= TASK REQUIREMENTS =
Collect all the lines that mention the word "молодежной".

= EXTRACTED INFORMATION =

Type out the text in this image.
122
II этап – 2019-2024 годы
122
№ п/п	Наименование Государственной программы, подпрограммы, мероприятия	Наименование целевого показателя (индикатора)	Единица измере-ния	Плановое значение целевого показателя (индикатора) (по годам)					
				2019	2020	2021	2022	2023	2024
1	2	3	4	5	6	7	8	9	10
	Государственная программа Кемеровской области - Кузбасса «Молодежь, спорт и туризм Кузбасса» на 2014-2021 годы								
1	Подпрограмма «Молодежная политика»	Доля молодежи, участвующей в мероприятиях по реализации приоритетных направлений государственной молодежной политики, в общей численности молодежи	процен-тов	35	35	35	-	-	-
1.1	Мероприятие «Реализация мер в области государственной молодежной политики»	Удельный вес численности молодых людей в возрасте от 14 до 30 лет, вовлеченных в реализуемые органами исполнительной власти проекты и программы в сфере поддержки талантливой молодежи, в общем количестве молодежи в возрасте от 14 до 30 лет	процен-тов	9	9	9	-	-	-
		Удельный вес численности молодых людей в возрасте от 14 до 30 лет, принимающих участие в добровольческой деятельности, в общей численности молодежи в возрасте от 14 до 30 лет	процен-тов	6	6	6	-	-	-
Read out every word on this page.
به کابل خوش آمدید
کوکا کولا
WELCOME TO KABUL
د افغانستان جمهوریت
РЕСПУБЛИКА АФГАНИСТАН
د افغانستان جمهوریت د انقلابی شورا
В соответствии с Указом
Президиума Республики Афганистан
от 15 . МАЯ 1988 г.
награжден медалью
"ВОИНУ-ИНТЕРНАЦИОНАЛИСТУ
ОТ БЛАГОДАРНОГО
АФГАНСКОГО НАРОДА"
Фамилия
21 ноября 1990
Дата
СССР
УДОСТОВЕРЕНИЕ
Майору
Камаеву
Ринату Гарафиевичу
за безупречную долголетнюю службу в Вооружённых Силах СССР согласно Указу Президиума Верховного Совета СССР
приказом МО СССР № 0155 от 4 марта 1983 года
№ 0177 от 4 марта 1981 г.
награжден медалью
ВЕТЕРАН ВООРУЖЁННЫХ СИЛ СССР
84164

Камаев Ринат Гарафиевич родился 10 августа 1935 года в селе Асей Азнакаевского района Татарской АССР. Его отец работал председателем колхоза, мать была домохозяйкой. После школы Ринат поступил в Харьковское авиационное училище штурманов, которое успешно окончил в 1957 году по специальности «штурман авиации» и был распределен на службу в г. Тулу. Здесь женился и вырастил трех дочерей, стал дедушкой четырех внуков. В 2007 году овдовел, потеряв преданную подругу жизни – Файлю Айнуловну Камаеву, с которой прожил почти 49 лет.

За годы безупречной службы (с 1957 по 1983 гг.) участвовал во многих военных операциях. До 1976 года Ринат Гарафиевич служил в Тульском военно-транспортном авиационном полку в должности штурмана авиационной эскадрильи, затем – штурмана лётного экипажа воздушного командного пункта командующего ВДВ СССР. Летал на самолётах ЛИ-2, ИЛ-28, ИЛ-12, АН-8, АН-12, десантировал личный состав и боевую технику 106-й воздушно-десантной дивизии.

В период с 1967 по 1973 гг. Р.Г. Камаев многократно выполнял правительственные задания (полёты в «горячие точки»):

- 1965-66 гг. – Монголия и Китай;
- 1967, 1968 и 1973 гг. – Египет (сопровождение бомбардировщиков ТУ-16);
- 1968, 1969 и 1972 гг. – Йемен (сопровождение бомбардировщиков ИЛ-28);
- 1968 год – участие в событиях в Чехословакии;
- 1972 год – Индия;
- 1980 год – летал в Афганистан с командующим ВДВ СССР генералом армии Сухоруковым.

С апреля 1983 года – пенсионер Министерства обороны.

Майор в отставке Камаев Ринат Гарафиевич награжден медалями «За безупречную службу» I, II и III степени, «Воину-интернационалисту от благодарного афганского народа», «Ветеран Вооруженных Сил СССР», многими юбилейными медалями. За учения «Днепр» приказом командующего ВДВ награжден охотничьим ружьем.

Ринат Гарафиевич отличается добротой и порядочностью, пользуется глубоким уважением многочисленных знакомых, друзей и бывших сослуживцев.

= WRITTEN RESPONSE =
1	Подпрограмма «Молодежная политика»	Доля молодежи, участвующей в мероприятиях по реализации приоритетных направлений государственной молодежной политики, в общей численности молодежи	процен-тов	35	35	35	-	-	-
1.1	Мероприятие «Реализация мер в области государственной молодежной политики»	Удельный вес численности молодых людей в возрасте от 14 до 30 лет, вовлеченных в реализуемые органами исполнительной власти проекты и программы в сфере поддержки талантливой молодежи, в общем количестве молодежи в возрасте от 14 до 30 лет	процен-тов	9	9	9	-	-	-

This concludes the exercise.